## [What is required]
Copy each line below that includes "title".

## [Record extracts]

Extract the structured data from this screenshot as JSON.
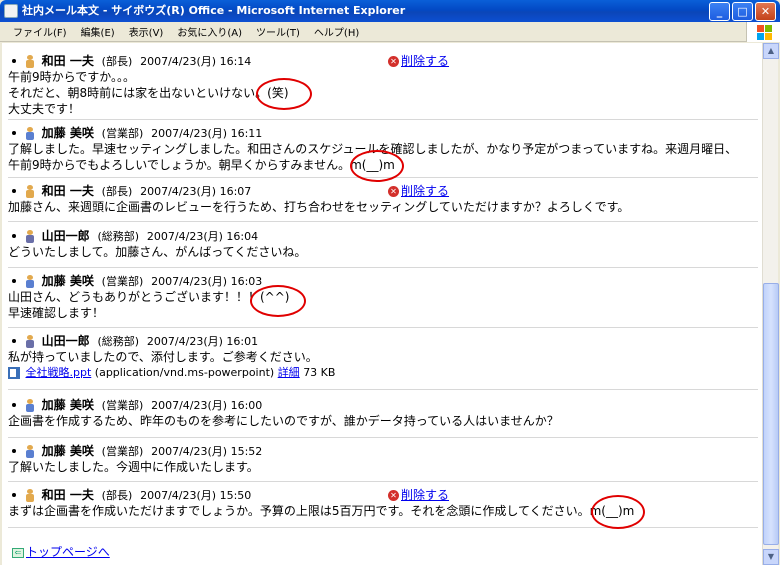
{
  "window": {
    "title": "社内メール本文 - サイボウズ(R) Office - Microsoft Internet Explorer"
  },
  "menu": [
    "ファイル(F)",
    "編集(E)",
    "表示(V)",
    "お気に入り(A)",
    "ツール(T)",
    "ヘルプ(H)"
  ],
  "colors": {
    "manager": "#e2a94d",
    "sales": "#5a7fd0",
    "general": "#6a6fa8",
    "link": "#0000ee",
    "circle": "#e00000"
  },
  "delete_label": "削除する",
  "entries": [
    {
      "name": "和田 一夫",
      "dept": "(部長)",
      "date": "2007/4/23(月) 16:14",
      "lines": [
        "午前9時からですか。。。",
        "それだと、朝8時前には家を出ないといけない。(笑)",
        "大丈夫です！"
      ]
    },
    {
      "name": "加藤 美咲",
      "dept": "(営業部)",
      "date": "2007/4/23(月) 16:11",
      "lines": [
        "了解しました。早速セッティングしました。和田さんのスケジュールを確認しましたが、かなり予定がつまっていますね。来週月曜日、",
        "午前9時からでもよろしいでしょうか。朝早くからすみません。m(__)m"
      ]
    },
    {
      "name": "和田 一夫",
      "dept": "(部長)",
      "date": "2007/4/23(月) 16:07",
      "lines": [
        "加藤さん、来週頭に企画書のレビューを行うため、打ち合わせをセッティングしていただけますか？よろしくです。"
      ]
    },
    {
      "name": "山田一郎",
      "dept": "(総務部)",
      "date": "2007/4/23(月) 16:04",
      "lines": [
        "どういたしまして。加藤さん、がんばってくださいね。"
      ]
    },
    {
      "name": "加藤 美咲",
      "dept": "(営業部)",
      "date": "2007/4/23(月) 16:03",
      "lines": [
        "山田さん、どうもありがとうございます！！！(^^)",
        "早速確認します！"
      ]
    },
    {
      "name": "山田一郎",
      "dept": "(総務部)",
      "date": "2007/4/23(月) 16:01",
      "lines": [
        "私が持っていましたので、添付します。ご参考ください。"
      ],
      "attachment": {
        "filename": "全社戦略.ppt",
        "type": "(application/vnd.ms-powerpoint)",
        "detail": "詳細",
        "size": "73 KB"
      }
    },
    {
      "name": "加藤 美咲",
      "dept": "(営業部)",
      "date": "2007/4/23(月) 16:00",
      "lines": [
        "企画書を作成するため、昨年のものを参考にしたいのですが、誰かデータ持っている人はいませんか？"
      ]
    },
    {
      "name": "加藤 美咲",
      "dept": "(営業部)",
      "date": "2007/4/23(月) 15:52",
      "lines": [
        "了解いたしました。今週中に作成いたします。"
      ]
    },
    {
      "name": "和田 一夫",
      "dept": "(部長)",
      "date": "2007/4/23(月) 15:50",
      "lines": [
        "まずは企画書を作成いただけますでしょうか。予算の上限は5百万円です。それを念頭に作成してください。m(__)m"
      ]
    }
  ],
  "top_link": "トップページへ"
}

...

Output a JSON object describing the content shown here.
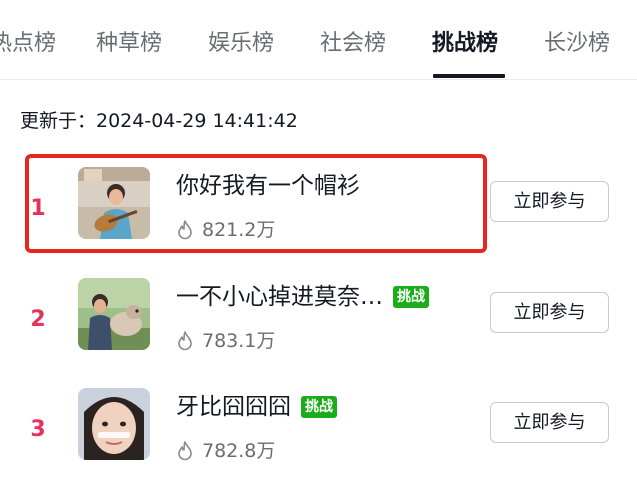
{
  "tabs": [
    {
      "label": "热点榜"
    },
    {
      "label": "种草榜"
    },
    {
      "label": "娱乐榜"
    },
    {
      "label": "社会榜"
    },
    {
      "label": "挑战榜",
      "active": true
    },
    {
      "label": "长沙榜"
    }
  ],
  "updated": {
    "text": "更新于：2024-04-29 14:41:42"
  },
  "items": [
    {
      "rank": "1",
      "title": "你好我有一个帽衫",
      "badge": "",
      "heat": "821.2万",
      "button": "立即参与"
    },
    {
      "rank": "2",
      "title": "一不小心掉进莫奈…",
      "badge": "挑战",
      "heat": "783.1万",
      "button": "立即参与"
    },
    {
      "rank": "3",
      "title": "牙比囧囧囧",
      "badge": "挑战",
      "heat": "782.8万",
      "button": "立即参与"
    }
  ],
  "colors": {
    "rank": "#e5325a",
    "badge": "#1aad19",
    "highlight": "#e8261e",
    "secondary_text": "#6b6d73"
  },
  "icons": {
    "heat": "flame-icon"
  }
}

## [Correct answer]
    "title": "社内メール本文 - サイボウズ(R) Office - Microsoft Internet Explorer"
      "title": "你好我有一个帽衫",
      "title": "一不小心掉进莫奈…",
      "title": "牙比囧囧囧",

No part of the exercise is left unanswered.